→ **STATED PROBLEM**
Set down all of the data exactly as it appears.

→ **PROVIDED DATA**
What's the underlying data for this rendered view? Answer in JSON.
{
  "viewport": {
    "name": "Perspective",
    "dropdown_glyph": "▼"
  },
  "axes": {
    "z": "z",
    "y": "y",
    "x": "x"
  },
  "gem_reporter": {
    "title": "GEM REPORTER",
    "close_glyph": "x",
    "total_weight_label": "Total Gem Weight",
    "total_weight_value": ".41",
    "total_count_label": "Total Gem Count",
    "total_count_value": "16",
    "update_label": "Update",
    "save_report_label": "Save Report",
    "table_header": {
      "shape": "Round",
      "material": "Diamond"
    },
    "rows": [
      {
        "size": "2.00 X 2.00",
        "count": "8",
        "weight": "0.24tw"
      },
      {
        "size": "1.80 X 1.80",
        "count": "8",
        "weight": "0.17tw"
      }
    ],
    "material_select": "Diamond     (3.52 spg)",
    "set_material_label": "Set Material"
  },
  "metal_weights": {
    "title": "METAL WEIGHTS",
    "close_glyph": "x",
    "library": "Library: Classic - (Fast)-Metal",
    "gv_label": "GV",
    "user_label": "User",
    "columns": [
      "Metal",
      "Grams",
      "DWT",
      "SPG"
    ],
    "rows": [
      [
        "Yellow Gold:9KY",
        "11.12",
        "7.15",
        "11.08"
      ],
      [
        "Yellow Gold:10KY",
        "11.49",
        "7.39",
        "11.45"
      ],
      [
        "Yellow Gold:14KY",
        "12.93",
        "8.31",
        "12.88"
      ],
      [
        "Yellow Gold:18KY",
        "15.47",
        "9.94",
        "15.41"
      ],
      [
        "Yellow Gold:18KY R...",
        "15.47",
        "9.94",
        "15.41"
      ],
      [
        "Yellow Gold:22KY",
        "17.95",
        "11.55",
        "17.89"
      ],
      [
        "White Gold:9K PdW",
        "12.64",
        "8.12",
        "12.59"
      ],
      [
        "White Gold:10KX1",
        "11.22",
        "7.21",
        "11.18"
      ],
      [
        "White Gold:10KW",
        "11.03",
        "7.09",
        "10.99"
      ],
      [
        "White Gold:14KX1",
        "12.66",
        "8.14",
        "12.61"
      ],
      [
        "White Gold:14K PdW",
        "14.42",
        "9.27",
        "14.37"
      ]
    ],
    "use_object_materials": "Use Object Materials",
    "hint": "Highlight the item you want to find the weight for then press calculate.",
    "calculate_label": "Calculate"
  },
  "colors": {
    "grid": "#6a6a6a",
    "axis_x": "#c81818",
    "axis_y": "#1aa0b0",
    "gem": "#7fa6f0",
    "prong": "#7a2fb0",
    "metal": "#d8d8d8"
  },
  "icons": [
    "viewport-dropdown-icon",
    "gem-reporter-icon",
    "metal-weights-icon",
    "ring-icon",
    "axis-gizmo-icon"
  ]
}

→ **COMPLETED EXERCISE**
What's the underlying data for this rendered view? Answer in JSON.
{
  "viewport": {
    "name": "Perspective",
    "dropdown_glyph": "▼"
  },
  "axes": {
    "z": "z",
    "y": "y",
    "x": "x"
  },
  "gem_reporter": {
    "title": "GEM REPORTER",
    "close_glyph": "x",
    "total_weight_label": "Total Gem Weight",
    "total_weight_value": ".41",
    "total_count_label": "Total Gem Count",
    "total_count_value": "16",
    "update_label": "Update",
    "save_report_label": "Save Report",
    "table_header": {
      "shape": "Round",
      "material": "Diamond"
    },
    "rows": [
      {
        "size": "2.00 X 2.00",
        "count": "8",
        "weight": "0.24tw"
      },
      {
        "size": "1.80 X 1.80",
        "count": "8",
        "weight": "0.17tw"
      }
    ],
    "material_select": "Diamond     (3.52 spg)",
    "set_material_label": "Set Material"
  },
  "metal_weights": {
    "title": "METAL WEIGHTS",
    "close_glyph": "x",
    "library": "Library: Classic - (Fast)-Metal",
    "gv_label": "GV",
    "user_label": "User",
    "columns": [
      "Metal",
      "Grams",
      "DWT",
      "SPG"
    ],
    "rows": [
      [
        "Yellow Gold:9KY",
        "11.12",
        "7.15",
        "11.08"
      ],
      [
        "Yellow Gold:10KY",
        "11.49",
        "7.39",
        "11.45"
      ],
      [
        "Yellow Gold:14KY",
        "12.93",
        "8.31",
        "12.88"
      ],
      [
        "Yellow Gold:18KY",
        "15.47",
        "9.94",
        "15.41"
      ],
      [
        "Yellow Gold:18KY R...",
        "15.47",
        "9.94",
        "15.41"
      ],
      [
        "Yellow Gold:22KY",
        "17.95",
        "11.55",
        "17.89"
      ],
      [
        "White Gold:9K PdW",
        "12.64",
        "8.12",
        "12.59"
      ],
      [
        "White Gold:10KX1",
        "11.22",
        "7.21",
        "11.18"
      ],
      [
        "White Gold:10KW",
        "11.03",
        "7.09",
        "10.99"
      ],
      [
        "White Gold:14KX1",
        "12.66",
        "8.14",
        "12.61"
      ],
      [
        "White Gold:14K PdW",
        "14.42",
        "9.27",
        "14.37"
      ]
    ],
    "use_object_materials": "Use Object Materials",
    "hint": "Highlight the item you want to find the weight for then press calculate.",
    "calculate_label": "Calculate"
  },
  "colors": {
    "grid": "#6a6a6a",
    "axis_x": "#c81818",
    "axis_y": "#1aa0b0",
    "gem": "#7fa6f0",
    "prong": "#7a2fb0",
    "metal": "#d8d8d8"
  },
  "icons": [
    "viewport-dropdown-icon",
    "gem-reporter-icon",
    "metal-weights-icon",
    "ring-icon",
    "axis-gizmo-icon"
  ]
}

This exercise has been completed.